Every entry must be duplicated precisely as written.
-- Start of GIVEN INFORMATION --
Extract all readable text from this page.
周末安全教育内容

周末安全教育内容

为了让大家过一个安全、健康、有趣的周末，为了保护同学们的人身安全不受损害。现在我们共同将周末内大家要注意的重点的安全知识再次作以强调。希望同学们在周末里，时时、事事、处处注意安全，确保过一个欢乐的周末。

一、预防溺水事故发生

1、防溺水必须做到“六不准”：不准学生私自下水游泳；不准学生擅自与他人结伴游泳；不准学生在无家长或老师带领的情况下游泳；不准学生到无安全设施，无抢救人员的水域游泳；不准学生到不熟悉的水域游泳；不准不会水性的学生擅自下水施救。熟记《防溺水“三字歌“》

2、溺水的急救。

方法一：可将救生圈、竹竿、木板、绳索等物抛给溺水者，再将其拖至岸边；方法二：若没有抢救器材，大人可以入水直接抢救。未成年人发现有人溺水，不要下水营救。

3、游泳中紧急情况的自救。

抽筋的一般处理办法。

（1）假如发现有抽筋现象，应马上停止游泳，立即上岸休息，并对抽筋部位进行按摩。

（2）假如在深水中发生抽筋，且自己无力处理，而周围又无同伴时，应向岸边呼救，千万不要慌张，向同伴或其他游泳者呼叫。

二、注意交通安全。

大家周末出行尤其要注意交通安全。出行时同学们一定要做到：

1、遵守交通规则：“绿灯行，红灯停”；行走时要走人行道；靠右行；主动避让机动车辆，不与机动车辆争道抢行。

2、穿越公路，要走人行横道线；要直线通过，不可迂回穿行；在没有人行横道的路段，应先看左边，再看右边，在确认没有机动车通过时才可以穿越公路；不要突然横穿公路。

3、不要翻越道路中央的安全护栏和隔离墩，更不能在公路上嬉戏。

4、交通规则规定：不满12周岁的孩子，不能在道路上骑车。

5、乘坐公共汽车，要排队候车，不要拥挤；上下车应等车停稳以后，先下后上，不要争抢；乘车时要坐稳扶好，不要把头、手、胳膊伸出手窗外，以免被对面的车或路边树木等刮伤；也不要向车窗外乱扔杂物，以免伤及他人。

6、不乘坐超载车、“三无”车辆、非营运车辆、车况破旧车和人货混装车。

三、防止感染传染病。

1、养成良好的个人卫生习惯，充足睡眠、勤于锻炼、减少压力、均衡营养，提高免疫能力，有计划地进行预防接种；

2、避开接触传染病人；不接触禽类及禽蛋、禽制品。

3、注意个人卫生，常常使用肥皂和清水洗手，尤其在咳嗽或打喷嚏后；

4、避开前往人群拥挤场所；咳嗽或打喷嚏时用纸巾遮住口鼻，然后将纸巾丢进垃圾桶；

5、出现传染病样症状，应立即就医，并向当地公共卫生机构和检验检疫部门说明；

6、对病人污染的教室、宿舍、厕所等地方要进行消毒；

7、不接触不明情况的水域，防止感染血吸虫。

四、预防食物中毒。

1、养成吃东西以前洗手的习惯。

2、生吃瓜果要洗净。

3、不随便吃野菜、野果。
-- End of GIVEN INFORMATION --
▸ **SOLUTION TO THE EXERCISE**:
Extract all readable text from this page.
周末安全教育内容

周末安全教育内容

为了让大家过一个安全、健康、有趣的周末，为了保护同学们的人身安全不受损害。现在我们共同将周末内大家要注意的重点的安全知识再次作以强调。希望同学们在周末里，时时、事事、处处注意安全，确保过一个欢乐的周末。

一、预防溺水事故发生

1、防溺水必须做到“六不准”：不准学生私自下水游泳；不准学生擅自与他人结伴游泳；不准学生在无家长或老师带领的情况下游泳；不准学生到无安全设施，无抢救人员的水域游泳；不准学生到不熟悉的水域游泳；不准不会水性的学生擅自下水施救。熟记《防溺水“三字歌“》

2、溺水的急救。

方法一：可将救生圈、竹竿、木板、绳索等物抛给溺水者，再将其拖至岸边；方法二：若没有抢救器材，大人可以入水直接抢救。未成年人发现有人溺水，不要下水营救。

3、游泳中紧急情况的自救。

抽筋的一般处理办法。

（1）假如发现有抽筋现象，应马上停止游泳，立即上岸休息，并对抽筋部位进行按摩。

（2）假如在深水中发生抽筋，且自己无力处理，而周围又无同伴时，应向岸边呼救，千万不要慌张，向同伴或其他游泳者呼叫。

二、注意交通安全。

大家周末出行尤其要注意交通安全。出行时同学们一定要做到：

1、遵守交通规则：“绿灯行，红灯停”；行走时要走人行道；靠右行；主动避让机动车辆，不与机动车辆争道抢行。

2、穿越公路，要走人行横道线；要直线通过，不可迂回穿行；在没有人行横道的路段，应先看左边，再看右边，在确认没有机动车通过时才可以穿越公路；不要突然横穿公路。

3、不要翻越道路中央的安全护栏和隔离墩，更不能在公路上嬉戏。

4、交通规则规定：不满12周岁的孩子，不能在道路上骑车。

5、乘坐公共汽车，要排队候车，不要拥挤；上下车应等车停稳以后，先下后上，不要争抢；乘车时要坐稳扶好，不要把头、手、胳膊伸出手窗外，以免被对面的车或路边树木等刮伤；也不要向车窗外乱扔杂物，以免伤及他人。

6、不乘坐超载车、“三无”车辆、非营运车辆、车况破旧车和人货混装车。

三、防止感染传染病。

1、养成良好的个人卫生习惯，充足睡眠、勤于锻炼、减少压力、均衡营养，提高免疫能力，有计划地进行预防接种；

2、避开接触传染病人；不接触禽类及禽蛋、禽制品。

3、注意个人卫生，常常使用肥皂和清水洗手，尤其在咳嗽或打喷嚏后；

4、避开前往人群拥挤场所；咳嗽或打喷嚏时用纸巾遮住口鼻，然后将纸巾丢进垃圾桶；

5、出现传染病样症状，应立即就医，并向当地公共卫生机构和检验检疫部门说明；

6、对病人污染的教室、宿舍、厕所等地方要进行消毒；

7、不接触不明情况的水域，防止感染血吸虫。

四、预防食物中毒。

1、养成吃东西以前洗手的习惯。

2、生吃瓜果要洗净。

3、不随便吃野菜、野果。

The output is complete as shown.